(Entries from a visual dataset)
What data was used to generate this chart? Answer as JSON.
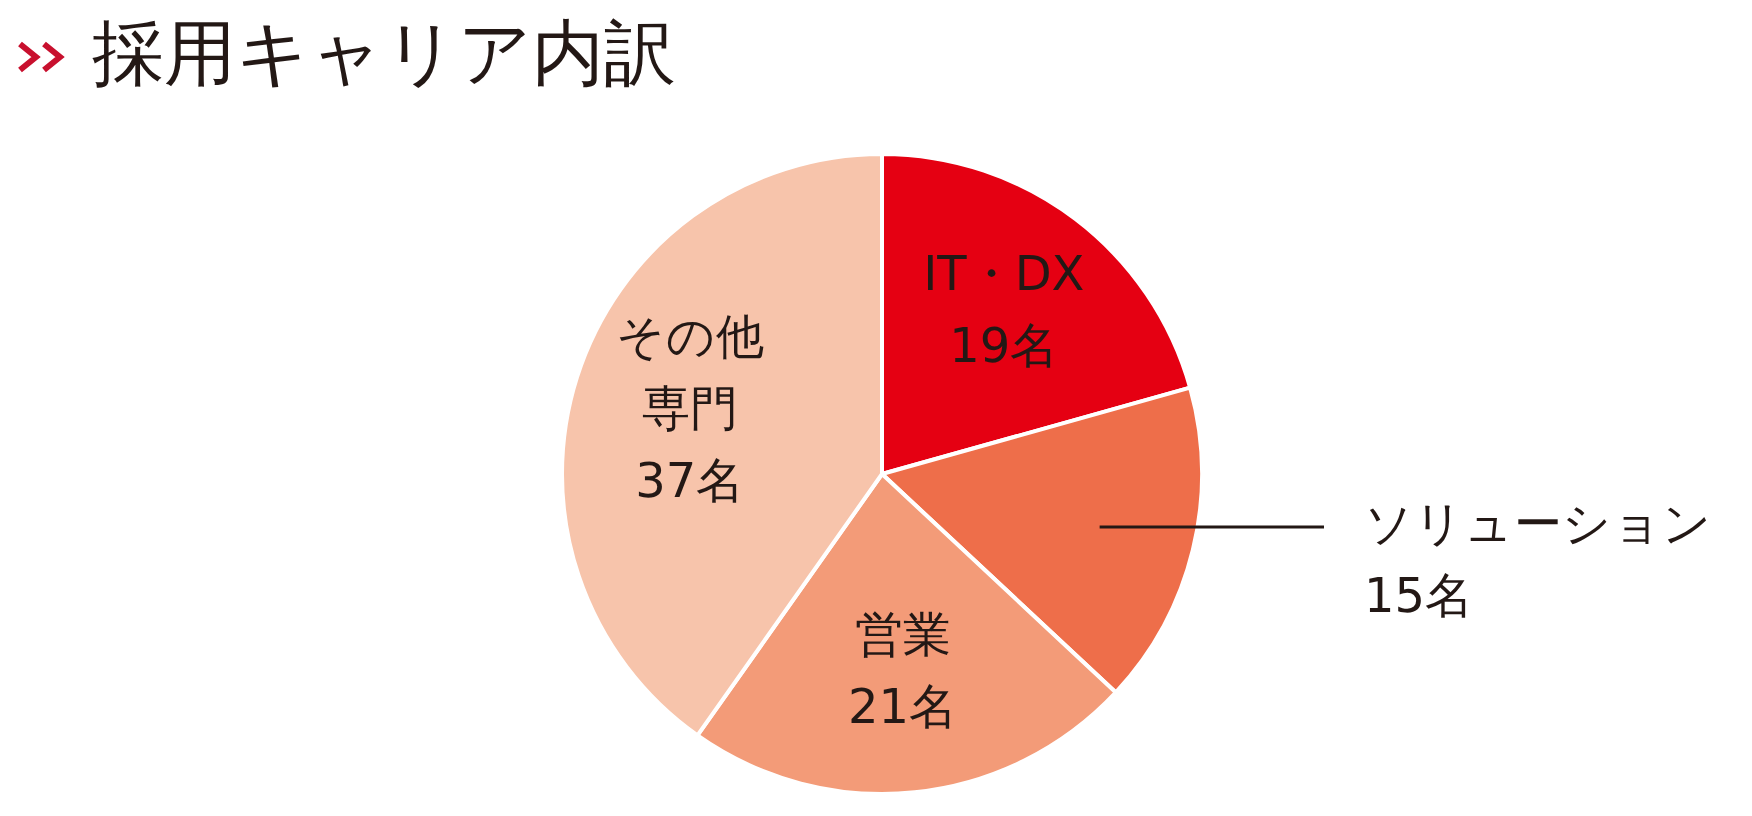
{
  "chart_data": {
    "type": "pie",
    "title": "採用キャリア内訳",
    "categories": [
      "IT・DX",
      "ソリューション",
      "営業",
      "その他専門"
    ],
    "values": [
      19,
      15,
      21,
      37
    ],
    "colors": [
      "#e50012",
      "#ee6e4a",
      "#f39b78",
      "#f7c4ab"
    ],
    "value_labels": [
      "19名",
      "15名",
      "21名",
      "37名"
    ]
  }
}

▸ **WHAT THIS TASK INVOLVES**: Leave the pictures out and output the rest of the listing exactly.

▸ **THE SOLUTION**:
What data was used to generate this chart? Answer as JSON.
{
  "chart_data": {
    "type": "pie",
    "title": "採用キャリア内訳",
    "categories": [
      "IT・DX",
      "ソリューション",
      "営業",
      "その他専門"
    ],
    "values": [
      19,
      15,
      21,
      37
    ],
    "colors": [
      "#e50012",
      "#ee6e4a",
      "#f39b78",
      "#f7c4ab"
    ],
    "value_labels": [
      "19名",
      "15名",
      "21名",
      "37名"
    ]
  }
}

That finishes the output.